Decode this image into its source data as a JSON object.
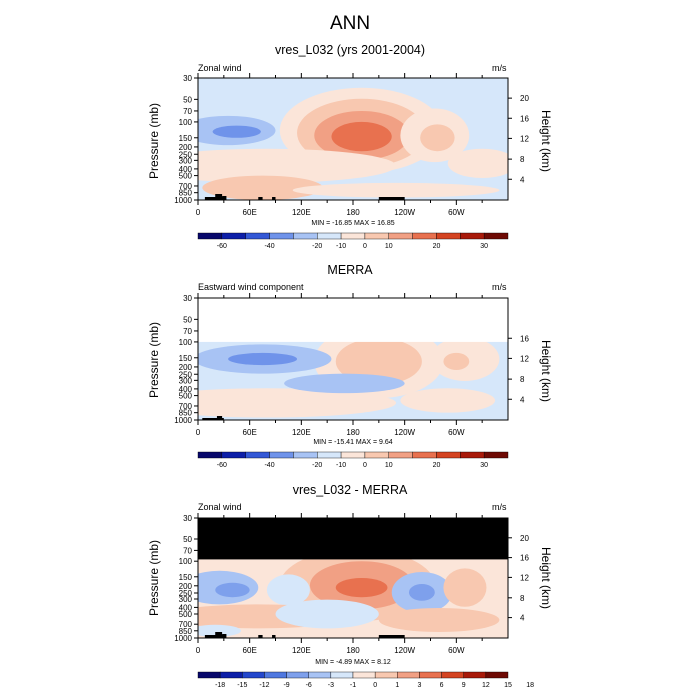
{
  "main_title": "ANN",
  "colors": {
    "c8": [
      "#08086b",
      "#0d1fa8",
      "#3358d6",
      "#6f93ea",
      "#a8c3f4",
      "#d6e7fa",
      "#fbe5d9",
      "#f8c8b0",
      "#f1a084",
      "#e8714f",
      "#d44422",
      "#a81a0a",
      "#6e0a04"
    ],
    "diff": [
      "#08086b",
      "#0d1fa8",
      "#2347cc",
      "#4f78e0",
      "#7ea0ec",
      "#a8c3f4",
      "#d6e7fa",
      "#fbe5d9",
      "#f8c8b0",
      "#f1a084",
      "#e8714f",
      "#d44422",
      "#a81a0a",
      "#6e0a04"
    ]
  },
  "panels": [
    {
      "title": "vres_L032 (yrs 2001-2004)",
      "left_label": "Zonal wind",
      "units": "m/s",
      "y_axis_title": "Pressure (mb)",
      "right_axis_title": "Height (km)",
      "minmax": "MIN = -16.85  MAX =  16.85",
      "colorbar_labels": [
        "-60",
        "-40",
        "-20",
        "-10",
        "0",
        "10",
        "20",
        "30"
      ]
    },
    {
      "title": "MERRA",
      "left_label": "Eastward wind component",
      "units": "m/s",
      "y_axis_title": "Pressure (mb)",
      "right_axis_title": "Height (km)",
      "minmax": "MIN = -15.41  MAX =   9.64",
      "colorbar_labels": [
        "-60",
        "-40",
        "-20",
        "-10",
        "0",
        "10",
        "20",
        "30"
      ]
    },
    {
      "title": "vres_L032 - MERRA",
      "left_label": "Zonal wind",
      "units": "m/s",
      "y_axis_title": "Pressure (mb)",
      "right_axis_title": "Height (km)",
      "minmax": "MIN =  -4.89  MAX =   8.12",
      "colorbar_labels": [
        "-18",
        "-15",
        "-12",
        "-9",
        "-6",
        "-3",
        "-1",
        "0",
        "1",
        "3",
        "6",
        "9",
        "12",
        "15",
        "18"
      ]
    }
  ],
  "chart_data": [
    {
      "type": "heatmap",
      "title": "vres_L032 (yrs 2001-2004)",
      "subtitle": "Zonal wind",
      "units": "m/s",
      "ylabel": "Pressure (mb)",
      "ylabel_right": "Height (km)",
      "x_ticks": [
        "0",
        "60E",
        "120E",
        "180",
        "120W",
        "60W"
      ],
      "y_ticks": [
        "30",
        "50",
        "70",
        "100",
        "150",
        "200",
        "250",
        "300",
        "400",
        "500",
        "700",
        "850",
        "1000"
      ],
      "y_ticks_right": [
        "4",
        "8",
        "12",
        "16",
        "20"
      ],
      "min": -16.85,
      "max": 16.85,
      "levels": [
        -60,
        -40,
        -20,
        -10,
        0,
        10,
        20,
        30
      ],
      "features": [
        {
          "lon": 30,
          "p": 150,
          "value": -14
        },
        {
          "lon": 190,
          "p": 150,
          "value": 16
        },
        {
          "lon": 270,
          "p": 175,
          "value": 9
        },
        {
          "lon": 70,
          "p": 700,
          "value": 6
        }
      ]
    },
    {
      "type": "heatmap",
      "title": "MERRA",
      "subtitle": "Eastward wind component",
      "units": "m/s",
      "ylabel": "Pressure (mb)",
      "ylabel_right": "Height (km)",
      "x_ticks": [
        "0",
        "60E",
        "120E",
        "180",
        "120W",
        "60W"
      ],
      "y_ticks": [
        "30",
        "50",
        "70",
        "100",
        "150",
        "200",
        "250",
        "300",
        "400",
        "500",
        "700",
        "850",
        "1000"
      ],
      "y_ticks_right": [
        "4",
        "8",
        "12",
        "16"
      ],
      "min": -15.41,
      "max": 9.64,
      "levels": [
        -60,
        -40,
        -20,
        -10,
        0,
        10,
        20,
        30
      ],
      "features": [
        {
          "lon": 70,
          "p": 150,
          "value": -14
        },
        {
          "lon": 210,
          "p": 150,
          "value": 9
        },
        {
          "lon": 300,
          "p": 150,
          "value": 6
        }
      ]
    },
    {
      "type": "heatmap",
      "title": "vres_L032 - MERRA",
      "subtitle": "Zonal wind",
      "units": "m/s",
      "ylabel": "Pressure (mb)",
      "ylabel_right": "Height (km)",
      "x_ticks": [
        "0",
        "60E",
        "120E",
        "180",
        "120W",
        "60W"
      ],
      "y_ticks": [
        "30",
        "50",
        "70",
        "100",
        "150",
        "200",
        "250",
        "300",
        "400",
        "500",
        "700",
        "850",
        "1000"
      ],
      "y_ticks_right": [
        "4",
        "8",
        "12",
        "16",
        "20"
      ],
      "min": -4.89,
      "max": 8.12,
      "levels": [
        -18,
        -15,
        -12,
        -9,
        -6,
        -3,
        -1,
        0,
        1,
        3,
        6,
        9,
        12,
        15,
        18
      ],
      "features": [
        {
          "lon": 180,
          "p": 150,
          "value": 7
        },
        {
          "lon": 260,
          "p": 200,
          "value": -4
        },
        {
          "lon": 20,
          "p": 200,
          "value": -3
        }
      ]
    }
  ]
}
---
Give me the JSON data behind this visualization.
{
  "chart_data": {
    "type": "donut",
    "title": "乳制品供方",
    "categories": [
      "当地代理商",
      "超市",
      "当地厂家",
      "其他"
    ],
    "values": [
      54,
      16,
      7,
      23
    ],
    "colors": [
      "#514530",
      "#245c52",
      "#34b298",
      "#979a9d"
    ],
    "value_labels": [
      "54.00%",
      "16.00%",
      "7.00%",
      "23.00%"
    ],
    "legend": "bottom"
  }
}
* * *
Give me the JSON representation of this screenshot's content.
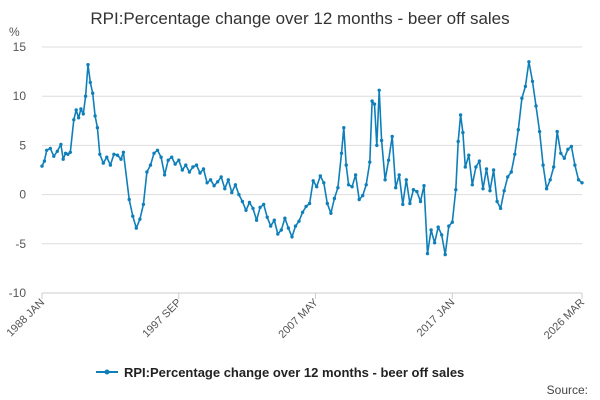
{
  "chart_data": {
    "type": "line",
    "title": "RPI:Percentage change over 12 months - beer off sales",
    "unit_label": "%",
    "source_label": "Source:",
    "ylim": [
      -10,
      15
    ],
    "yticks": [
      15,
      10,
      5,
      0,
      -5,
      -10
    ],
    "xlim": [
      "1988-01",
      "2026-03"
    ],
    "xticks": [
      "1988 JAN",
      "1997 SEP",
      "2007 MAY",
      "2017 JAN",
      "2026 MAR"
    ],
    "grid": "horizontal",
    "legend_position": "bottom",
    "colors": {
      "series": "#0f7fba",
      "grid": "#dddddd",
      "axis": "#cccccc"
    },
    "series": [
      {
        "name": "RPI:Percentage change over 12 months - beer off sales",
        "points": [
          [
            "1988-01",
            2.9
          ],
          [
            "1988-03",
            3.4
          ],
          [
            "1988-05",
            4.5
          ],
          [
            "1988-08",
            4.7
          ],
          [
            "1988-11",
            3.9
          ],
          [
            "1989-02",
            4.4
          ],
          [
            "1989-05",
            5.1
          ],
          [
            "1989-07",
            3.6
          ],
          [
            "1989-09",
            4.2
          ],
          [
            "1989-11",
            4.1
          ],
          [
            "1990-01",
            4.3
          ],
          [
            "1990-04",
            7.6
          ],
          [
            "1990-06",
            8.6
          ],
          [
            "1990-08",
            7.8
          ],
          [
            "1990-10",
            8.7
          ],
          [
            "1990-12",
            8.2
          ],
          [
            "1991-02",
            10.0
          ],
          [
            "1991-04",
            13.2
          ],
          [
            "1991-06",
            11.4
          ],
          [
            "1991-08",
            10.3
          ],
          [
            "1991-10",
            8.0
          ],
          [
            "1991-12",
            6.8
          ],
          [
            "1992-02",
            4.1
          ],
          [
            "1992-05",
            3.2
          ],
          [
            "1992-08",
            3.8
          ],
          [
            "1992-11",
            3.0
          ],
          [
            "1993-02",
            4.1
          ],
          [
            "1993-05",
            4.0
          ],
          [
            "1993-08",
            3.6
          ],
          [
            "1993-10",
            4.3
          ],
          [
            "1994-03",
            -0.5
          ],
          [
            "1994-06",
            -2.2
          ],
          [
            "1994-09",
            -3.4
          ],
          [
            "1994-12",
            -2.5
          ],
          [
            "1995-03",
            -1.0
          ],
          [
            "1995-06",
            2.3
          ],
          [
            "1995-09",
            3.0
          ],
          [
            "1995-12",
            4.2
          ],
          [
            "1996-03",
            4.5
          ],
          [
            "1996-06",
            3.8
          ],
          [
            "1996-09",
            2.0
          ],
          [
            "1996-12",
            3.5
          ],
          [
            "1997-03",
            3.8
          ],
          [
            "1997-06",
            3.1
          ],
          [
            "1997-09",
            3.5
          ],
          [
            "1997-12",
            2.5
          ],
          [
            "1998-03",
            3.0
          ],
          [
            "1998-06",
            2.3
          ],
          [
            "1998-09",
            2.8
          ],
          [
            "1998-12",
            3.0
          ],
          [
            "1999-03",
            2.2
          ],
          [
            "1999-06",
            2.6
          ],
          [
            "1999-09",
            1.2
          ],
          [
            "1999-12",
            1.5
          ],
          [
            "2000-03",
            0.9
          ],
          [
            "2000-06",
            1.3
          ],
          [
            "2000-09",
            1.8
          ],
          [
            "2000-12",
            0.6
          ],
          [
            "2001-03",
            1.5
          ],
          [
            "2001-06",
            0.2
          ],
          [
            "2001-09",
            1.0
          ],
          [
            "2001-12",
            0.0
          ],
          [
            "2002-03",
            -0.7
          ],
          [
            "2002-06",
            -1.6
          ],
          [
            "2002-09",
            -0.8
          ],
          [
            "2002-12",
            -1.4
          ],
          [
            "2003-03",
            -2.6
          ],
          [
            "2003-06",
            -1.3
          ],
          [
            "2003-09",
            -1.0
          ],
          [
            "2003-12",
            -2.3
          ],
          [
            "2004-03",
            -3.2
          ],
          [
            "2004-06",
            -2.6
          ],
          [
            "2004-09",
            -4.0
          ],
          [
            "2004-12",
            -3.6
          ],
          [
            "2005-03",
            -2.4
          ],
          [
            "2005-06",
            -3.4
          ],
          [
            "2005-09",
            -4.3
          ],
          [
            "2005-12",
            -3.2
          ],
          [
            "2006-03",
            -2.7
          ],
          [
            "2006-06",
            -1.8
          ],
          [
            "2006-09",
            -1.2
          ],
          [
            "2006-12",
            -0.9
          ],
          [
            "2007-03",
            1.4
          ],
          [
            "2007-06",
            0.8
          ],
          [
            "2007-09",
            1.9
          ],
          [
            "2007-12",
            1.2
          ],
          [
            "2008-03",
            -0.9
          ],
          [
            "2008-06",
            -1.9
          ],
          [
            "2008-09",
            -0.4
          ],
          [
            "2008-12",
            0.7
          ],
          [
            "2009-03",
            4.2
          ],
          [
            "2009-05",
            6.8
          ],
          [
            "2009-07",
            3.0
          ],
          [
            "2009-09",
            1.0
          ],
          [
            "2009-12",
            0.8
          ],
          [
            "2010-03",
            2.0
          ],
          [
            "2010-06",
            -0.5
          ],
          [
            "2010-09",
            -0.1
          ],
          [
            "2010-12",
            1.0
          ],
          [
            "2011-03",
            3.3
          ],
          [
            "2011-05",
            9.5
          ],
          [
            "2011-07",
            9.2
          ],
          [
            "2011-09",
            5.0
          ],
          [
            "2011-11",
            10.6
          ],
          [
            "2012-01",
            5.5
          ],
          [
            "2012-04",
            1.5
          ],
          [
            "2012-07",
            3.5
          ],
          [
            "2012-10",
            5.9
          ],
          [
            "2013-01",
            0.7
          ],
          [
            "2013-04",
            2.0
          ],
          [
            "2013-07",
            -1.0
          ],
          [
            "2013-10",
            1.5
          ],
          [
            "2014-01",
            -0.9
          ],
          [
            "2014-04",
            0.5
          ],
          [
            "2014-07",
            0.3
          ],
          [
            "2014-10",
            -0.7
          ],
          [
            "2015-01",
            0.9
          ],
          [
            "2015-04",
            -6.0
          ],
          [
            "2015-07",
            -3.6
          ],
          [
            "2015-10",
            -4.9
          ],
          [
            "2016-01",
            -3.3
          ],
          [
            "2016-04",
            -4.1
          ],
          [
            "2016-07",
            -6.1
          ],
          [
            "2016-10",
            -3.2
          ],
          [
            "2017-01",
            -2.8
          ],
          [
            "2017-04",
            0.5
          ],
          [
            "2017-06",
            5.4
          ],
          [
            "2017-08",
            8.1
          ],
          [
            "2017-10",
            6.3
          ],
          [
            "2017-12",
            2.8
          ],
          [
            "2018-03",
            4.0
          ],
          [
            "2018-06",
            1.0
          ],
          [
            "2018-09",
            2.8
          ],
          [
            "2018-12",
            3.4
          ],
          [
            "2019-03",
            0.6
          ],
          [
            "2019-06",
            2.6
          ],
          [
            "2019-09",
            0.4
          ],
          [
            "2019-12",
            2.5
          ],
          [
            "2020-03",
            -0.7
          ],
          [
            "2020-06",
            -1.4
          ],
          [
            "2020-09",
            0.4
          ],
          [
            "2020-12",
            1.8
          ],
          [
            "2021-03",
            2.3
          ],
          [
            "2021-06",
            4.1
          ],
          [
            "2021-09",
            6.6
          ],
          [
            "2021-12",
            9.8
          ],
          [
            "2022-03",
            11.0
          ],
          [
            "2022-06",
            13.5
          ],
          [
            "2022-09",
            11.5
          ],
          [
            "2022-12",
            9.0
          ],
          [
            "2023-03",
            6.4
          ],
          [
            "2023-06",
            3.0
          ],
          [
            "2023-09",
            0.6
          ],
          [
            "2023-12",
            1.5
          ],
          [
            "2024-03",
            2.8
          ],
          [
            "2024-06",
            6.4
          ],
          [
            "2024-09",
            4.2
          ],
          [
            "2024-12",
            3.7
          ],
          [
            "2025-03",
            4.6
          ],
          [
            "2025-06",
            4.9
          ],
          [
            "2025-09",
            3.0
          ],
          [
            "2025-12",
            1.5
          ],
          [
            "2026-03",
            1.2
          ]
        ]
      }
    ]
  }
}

§ WHAT IS EXPECTED:
For the entries above, count the lines that contain the string "over", and state that number without further comment.

§ SOLUTION TO THIS EXERCISE:
2